LISTED ENTRIES ::

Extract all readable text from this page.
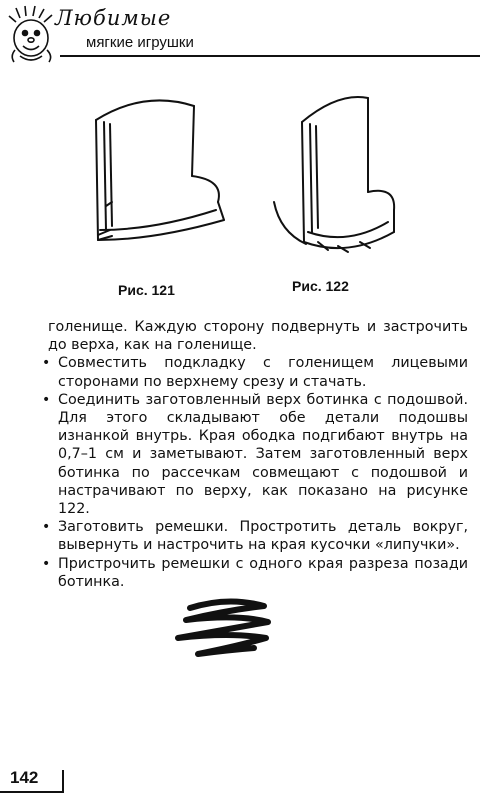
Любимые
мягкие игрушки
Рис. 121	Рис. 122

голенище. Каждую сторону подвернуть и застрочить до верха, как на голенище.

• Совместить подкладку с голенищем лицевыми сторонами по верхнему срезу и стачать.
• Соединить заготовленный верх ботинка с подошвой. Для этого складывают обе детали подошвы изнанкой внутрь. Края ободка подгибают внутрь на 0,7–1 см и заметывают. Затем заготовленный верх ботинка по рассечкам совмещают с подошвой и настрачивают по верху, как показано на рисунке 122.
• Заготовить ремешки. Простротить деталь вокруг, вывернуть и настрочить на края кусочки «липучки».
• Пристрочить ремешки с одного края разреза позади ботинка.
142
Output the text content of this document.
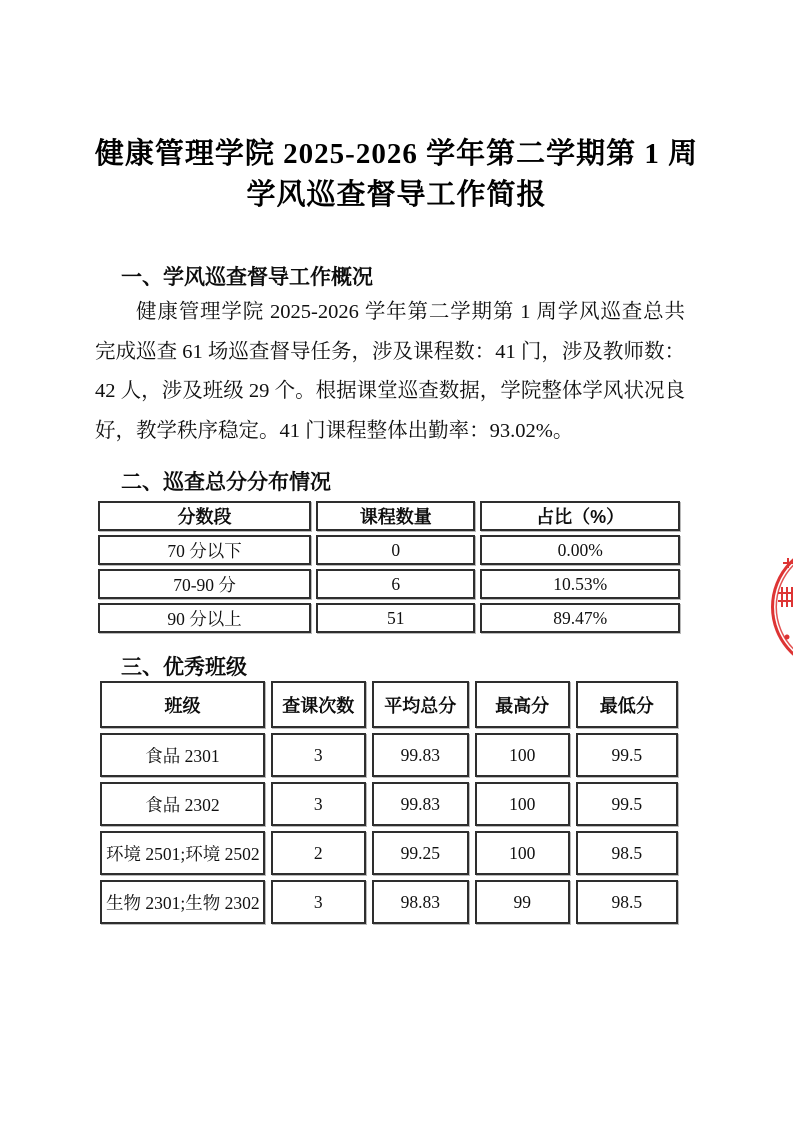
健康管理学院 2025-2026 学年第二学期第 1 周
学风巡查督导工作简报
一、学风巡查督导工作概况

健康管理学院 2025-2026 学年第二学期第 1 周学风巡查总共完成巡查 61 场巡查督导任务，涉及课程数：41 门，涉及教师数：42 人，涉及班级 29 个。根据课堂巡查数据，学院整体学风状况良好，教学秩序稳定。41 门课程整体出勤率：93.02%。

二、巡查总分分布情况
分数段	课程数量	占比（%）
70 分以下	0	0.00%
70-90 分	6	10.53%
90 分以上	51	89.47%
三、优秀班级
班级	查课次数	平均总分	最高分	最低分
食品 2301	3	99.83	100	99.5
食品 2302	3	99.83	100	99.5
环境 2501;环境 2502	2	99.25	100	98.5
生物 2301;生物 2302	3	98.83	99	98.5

OBJECTIVE :: Keep only the lines that hold the string "健康管理学院", and copy them out.

TASK SOLUTION ::
健康管理学院 2025-2026 学年第二学期第 1 周
健康管理学院 2025-2026 学年第二学期第 1 周学风巡查总共完成巡查 61 场巡查督导任务，涉及课程数：41 门，涉及教师数：42 人，涉及班级 29 个。根据课堂巡查数据，学院整体学风状况良好，教学秩序稳定。41 门课程整体出勤率：93.02%。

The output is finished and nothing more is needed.